(Dataset items)
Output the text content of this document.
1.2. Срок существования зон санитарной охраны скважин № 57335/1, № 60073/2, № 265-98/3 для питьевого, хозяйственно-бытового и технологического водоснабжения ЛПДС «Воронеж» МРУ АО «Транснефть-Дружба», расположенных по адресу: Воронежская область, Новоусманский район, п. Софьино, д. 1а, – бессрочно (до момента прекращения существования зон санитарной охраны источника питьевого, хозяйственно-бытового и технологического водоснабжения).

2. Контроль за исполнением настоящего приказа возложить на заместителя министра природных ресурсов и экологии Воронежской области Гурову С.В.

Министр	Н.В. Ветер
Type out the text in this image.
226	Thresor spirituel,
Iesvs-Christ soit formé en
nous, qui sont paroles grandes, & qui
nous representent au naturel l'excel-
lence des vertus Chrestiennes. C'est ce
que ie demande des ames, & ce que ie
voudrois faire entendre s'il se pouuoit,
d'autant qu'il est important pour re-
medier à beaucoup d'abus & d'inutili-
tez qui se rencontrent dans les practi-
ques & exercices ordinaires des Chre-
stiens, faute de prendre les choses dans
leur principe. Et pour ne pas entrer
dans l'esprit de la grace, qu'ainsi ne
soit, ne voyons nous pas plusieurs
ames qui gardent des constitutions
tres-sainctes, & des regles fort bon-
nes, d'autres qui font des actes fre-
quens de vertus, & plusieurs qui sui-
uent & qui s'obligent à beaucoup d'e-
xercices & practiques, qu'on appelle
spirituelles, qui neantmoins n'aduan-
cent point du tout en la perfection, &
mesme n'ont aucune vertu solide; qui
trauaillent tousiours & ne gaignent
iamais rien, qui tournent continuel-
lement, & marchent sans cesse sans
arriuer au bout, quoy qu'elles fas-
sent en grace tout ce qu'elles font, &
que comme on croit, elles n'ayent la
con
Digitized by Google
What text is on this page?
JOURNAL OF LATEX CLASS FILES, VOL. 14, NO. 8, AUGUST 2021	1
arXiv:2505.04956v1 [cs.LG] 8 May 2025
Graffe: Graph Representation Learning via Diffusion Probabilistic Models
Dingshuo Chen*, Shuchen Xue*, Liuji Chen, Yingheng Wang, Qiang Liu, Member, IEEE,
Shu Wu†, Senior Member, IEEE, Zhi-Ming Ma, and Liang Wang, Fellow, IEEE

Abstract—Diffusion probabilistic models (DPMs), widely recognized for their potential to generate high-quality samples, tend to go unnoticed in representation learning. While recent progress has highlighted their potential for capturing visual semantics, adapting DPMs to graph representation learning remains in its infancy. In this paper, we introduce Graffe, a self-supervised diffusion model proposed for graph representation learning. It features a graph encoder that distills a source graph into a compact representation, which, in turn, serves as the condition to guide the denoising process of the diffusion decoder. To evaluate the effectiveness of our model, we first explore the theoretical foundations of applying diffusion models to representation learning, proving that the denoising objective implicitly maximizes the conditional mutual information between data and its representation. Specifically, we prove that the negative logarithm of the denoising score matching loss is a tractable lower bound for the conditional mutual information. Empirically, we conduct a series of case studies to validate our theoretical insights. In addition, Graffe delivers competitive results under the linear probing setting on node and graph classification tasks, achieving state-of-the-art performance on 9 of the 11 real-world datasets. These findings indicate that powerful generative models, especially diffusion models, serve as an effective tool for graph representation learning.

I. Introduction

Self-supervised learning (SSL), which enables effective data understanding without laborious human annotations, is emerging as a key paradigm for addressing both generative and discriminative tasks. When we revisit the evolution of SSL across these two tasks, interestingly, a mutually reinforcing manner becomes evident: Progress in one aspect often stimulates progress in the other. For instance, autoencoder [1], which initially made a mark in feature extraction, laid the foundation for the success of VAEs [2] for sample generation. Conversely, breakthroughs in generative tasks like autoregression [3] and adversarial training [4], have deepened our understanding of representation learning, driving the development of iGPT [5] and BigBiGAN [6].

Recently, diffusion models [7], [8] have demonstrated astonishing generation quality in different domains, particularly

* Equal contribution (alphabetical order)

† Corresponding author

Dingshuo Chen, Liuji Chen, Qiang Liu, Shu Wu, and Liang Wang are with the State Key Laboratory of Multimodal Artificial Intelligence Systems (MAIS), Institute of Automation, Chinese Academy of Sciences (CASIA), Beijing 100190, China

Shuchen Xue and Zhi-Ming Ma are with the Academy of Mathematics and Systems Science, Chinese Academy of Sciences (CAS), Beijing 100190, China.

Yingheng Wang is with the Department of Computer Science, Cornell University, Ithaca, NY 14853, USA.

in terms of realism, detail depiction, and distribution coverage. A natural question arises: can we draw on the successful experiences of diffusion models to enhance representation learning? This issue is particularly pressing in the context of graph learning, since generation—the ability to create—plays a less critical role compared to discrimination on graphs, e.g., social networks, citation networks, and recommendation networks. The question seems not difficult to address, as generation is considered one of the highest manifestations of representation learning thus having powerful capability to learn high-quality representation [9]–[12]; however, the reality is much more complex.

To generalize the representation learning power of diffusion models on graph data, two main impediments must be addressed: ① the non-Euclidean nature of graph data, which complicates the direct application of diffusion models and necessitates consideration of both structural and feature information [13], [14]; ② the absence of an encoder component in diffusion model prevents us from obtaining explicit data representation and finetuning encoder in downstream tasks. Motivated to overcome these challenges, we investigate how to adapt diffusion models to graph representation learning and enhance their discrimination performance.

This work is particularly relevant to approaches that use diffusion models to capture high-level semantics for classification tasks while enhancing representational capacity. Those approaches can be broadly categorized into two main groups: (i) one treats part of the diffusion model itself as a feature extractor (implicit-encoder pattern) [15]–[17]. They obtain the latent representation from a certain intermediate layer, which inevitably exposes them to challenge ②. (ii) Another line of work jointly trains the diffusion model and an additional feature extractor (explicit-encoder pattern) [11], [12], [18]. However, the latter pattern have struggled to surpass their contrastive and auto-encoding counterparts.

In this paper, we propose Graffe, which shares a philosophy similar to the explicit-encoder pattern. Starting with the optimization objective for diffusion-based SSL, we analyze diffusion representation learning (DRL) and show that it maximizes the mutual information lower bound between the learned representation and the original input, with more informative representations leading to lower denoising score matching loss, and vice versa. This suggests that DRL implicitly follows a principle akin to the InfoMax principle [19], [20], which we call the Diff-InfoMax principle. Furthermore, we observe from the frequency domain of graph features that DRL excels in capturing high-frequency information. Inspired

Exercise objective | Once more, set down the full listing, verbatim.

Full solution |
Output the text content of this document.
1.2. Срок существования зон санитарной охраны скважин № 57335/1, № 60073/2, № 265-98/3 для питьевого, хозяйственно-бытового и технологического водоснабжения ЛПДС «Воронеж» МРУ АО «Транснефть-Дружба», расположенных по адресу: Воронежская область, Новоусманский район, п. Софьино, д. 1а, – бессрочно (до момента прекращения существования зон санитарной охраны источника питьевого, хозяйственно-бытового и технологического водоснабжения).

2. Контроль за исполнением настоящего приказа возложить на заместителя министра природных ресурсов и экологии Воронежской области Гурову С.В.

Министр	Н.В. Ветер
Type out the text in this image.
226	Thresor spirituel,
Iesvs-Christ soit formé en
nous, qui sont paroles grandes, & qui
nous representent au naturel l'excel-
lence des vertus Chrestiennes. C'est ce
que ie demande des ames, & ce que ie
voudrois faire entendre s'il se pouuoit,
d'autant qu'il est important pour re-
medier à beaucoup d'abus & d'inutili-
tez qui se rencontrent dans les practi-
ques & exercices ordinaires des Chre-
stiens, faute de prendre les choses dans
leur principe. Et pour ne pas entrer
dans l'esprit de la grace, qu'ainsi ne
soit, ne voyons nous pas plusieurs
ames qui gardent des constitutions
tres-sainctes, & des regles fort bon-
nes, d'autres qui font des actes fre-
quens de vertus, & plusieurs qui sui-
uent & qui s'obligent à beaucoup d'e-
xercices & practiques, qu'on appelle
spirituelles, qui neantmoins n'aduan-
cent point du tout en la perfection, &
mesme n'ont aucune vertu solide; qui
trauaillent tousiours & ne gaignent
iamais rien, qui tournent continuel-
lement, & marchent sans cesse sans
arriuer au bout, quoy qu'elles fas-
sent en grace tout ce qu'elles font, &
que comme on croit, elles n'ayent la
con
Digitized by Google
What text is on this page?
JOURNAL OF LATEX CLASS FILES, VOL. 14, NO. 8, AUGUST 2021	1
arXiv:2505.04956v1 [cs.LG] 8 May 2025
Graffe: Graph Representation Learning via Diffusion Probabilistic Models
Dingshuo Chen*, Shuchen Xue*, Liuji Chen, Yingheng Wang, Qiang Liu, Member, IEEE,
Shu Wu†, Senior Member, IEEE, Zhi-Ming Ma, and Liang Wang, Fellow, IEEE

Abstract—Diffusion probabilistic models (DPMs), widely recognized for their potential to generate high-quality samples, tend to go unnoticed in representation learning. While recent progress has highlighted their potential for capturing visual semantics, adapting DPMs to graph representation learning remains in its infancy. In this paper, we introduce Graffe, a self-supervised diffusion model proposed for graph representation learning. It features a graph encoder that distills a source graph into a compact representation, which, in turn, serves as the condition to guide the denoising process of the diffusion decoder. To evaluate the effectiveness of our model, we first explore the theoretical foundations of applying diffusion models to representation learning, proving that the denoising objective implicitly maximizes the conditional mutual information between data and its representation. Specifically, we prove that the negative logarithm of the denoising score matching loss is a tractable lower bound for the conditional mutual information. Empirically, we conduct a series of case studies to validate our theoretical insights. In addition, Graffe delivers competitive results under the linear probing setting on node and graph classification tasks, achieving state-of-the-art performance on 9 of the 11 real-world datasets. These findings indicate that powerful generative models, especially diffusion models, serve as an effective tool for graph representation learning.

I. Introduction

Self-supervised learning (SSL), which enables effective data understanding without laborious human annotations, is emerging as a key paradigm for addressing both generative and discriminative tasks. When we revisit the evolution of SSL across these two tasks, interestingly, a mutually reinforcing manner becomes evident: Progress in one aspect often stimulates progress in the other. For instance, autoencoder [1], which initially made a mark in feature extraction, laid the foundation for the success of VAEs [2] for sample generation. Conversely, breakthroughs in generative tasks like autoregression [3] and adversarial training [4], have deepened our understanding of representation learning, driving the development of iGPT [5] and BigBiGAN [6].

Recently, diffusion models [7], [8] have demonstrated astonishing generation quality in different domains, particularly

* Equal contribution (alphabetical order)

† Corresponding author

Dingshuo Chen, Liuji Chen, Qiang Liu, Shu Wu, and Liang Wang are with the State Key Laboratory of Multimodal Artificial Intelligence Systems (MAIS), Institute of Automation, Chinese Academy of Sciences (CASIA), Beijing 100190, China

Shuchen Xue and Zhi-Ming Ma are with the Academy of Mathematics and Systems Science, Chinese Academy of Sciences (CAS), Beijing 100190, China.

Yingheng Wang is with the Department of Computer Science, Cornell University, Ithaca, NY 14853, USA.

in terms of realism, detail depiction, and distribution coverage. A natural question arises: can we draw on the successful experiences of diffusion models to enhance representation learning? This issue is particularly pressing in the context of graph learning, since generation—the ability to create—plays a less critical role compared to discrimination on graphs, e.g., social networks, citation networks, and recommendation networks. The question seems not difficult to address, as generation is considered one of the highest manifestations of representation learning thus having powerful capability to learn high-quality representation [9]–[12]; however, the reality is much more complex.

To generalize the representation learning power of diffusion models on graph data, two main impediments must be addressed: ① the non-Euclidean nature of graph data, which complicates the direct application of diffusion models and necessitates consideration of both structural and feature information [13], [14]; ② the absence of an encoder component in diffusion model prevents us from obtaining explicit data representation and finetuning encoder in downstream tasks. Motivated to overcome these challenges, we investigate how to adapt diffusion models to graph representation learning and enhance their discrimination performance.

This work is particularly relevant to approaches that use diffusion models to capture high-level semantics for classification tasks while enhancing representational capacity. Those approaches can be broadly categorized into two main groups: (i) one treats part of the diffusion model itself as a feature extractor (implicit-encoder pattern) [15]–[17]. They obtain the latent representation from a certain intermediate layer, which inevitably exposes them to challenge ②. (ii) Another line of work jointly trains the diffusion model and an additional feature extractor (explicit-encoder pattern) [11], [12], [18]. However, the latter pattern have struggled to surpass their contrastive and auto-encoding counterparts.

In this paper, we propose Graffe, which shares a philosophy similar to the explicit-encoder pattern. Starting with the optimization objective for diffusion-based SSL, we analyze diffusion representation learning (DRL) and show that it maximizes the mutual information lower bound between the learned representation and the original input, with more informative representations leading to lower denoising score matching loss, and vice versa. This suggests that DRL implicitly follows a principle akin to the InfoMax principle [19], [20], which we call the Diff-InfoMax principle. Furthermore, we observe from the frequency domain of graph features that DRL excels in capturing high-frequency information. Inspired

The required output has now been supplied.